* [Brief] Using the listing below, extract each line that has the word "Inti" in it.

═══ Provided records ═══

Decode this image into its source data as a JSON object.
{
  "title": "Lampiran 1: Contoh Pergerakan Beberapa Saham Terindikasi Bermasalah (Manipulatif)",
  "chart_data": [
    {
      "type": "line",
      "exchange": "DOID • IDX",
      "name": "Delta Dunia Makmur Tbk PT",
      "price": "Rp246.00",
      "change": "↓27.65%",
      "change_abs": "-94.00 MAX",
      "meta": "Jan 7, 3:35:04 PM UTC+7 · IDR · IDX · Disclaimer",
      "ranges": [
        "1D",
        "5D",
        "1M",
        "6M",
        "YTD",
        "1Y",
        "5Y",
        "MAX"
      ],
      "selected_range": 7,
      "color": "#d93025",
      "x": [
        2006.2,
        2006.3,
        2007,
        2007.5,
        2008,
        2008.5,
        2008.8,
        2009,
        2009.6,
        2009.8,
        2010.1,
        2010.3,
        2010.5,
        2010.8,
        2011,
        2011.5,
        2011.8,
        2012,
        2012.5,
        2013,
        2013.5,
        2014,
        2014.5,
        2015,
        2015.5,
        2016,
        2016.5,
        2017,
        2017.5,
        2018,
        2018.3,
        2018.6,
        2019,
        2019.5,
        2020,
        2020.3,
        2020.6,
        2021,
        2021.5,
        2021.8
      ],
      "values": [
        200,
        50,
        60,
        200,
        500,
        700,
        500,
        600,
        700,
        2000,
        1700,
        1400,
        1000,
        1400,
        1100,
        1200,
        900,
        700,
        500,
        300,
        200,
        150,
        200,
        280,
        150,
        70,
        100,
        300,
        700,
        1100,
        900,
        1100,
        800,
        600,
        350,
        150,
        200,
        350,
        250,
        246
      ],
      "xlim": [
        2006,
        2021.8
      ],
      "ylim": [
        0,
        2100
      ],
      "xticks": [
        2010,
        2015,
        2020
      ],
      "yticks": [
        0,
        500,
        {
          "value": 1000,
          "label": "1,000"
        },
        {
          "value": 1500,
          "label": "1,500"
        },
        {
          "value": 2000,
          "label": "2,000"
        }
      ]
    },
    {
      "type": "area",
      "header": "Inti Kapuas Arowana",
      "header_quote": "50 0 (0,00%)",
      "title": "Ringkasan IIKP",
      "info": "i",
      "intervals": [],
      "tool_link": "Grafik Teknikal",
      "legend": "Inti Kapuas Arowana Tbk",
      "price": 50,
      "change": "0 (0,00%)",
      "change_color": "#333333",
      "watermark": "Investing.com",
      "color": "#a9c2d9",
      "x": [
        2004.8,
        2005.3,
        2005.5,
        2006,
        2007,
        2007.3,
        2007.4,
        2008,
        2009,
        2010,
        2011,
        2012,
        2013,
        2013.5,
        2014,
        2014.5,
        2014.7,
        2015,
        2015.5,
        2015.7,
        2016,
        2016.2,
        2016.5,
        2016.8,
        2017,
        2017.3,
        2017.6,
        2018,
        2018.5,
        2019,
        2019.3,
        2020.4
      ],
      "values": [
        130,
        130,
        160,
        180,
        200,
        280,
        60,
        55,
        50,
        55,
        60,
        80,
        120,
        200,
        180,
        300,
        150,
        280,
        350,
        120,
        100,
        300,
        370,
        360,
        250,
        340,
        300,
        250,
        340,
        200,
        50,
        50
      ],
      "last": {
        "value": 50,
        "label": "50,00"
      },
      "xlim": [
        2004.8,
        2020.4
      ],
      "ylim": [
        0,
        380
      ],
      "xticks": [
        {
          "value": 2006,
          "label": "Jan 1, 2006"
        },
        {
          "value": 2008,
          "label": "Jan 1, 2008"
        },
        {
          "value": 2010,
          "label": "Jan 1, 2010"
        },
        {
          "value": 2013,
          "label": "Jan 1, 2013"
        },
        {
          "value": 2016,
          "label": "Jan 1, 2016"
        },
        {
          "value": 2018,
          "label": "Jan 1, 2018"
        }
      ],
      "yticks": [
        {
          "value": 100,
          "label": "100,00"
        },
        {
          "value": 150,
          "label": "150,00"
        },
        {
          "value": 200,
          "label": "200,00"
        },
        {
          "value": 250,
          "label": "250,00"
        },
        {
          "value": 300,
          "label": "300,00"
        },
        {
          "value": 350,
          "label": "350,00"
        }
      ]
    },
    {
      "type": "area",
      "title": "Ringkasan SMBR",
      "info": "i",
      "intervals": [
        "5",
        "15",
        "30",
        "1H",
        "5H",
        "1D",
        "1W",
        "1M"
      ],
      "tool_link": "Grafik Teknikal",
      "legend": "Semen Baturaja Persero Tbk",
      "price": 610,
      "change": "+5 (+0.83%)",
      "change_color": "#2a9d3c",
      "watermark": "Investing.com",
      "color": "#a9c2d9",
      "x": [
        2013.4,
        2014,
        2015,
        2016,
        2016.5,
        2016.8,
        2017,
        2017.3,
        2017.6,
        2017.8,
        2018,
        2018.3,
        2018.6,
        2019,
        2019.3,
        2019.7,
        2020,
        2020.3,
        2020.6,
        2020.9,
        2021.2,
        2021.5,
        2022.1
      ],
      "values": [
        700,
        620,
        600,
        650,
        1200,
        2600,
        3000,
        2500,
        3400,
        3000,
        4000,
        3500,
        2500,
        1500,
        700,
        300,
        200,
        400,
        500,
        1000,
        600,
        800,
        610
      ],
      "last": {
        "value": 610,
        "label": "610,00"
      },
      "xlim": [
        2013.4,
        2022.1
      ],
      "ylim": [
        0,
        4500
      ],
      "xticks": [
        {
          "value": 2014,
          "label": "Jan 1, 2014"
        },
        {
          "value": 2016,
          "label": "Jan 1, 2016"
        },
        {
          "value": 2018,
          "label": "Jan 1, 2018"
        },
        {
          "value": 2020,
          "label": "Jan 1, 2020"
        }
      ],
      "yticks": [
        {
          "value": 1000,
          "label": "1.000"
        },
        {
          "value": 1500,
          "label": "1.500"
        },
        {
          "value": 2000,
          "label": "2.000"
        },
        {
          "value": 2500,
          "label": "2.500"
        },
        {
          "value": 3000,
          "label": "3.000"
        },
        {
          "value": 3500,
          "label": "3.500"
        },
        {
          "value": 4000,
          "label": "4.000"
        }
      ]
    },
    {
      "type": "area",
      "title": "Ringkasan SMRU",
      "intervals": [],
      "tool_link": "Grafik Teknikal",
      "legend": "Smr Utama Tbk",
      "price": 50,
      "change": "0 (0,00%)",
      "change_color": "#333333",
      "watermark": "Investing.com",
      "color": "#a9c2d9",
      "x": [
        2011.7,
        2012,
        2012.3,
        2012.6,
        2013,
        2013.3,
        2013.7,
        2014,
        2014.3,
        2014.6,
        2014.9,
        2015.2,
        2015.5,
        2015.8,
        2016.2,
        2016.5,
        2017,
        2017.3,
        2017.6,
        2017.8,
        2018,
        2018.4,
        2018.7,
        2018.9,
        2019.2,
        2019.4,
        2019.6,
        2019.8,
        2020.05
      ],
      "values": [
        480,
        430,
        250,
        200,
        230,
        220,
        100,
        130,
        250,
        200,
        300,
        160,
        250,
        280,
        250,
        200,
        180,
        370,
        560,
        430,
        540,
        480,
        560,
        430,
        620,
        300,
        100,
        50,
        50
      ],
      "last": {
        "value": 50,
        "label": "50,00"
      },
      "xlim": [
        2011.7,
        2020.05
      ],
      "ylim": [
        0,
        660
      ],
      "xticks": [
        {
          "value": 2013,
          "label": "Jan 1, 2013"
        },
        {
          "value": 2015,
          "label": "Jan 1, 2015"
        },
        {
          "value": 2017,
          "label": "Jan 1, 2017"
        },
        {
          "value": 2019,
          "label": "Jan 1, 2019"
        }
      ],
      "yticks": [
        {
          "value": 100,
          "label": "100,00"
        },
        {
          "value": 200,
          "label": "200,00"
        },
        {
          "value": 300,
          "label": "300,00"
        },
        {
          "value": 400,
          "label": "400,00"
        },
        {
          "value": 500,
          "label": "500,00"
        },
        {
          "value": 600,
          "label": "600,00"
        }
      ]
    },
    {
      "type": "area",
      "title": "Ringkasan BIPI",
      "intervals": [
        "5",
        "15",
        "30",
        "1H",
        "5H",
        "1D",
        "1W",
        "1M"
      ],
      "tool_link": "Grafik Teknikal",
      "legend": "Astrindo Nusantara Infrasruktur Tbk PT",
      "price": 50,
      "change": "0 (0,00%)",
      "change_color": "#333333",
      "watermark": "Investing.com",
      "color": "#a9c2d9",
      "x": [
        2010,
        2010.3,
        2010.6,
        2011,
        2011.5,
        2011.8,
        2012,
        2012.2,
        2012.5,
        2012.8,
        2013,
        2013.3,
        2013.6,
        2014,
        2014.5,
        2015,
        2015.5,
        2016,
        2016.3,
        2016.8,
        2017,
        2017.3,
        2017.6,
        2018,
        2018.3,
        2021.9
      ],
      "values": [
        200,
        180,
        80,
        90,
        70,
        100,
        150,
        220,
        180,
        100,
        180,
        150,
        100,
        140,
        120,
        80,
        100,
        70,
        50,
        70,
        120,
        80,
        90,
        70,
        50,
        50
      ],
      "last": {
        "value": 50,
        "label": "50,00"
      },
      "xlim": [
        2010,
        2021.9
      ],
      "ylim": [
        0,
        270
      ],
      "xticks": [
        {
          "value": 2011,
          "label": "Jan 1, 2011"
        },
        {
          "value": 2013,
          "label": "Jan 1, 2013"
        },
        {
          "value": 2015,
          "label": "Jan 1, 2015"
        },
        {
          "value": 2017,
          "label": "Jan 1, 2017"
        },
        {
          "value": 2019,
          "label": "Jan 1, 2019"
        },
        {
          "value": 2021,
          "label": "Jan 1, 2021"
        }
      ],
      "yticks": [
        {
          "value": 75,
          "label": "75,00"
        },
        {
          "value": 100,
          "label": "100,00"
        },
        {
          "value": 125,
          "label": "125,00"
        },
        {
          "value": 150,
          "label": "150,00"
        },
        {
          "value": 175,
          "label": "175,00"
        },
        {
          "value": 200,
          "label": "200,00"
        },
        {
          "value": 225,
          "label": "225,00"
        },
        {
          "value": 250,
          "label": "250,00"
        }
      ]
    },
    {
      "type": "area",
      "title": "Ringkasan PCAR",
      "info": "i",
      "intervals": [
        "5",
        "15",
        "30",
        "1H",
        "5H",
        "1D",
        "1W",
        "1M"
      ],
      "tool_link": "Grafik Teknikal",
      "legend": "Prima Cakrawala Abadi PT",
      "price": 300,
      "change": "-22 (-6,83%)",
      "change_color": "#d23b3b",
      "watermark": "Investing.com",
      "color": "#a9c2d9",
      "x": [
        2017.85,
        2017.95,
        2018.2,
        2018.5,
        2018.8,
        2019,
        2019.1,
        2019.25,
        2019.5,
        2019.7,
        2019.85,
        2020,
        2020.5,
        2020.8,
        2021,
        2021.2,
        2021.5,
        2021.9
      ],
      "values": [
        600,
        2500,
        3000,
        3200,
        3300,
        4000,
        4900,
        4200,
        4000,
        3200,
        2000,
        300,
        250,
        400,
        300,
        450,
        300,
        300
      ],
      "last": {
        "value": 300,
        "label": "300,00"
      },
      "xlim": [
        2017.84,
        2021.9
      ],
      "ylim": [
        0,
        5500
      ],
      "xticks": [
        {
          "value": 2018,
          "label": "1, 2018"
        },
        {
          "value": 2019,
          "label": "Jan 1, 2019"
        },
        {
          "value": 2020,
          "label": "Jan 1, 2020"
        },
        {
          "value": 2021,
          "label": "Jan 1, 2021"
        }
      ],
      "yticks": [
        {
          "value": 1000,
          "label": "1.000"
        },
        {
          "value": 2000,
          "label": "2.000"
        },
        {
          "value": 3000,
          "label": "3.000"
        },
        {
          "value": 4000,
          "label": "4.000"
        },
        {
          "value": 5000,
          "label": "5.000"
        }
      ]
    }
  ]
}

═══

* [Exercise solution]
      "header": "Inti Kapuas Arowana",
      "legend": "Inti Kapuas Arowana Tbk",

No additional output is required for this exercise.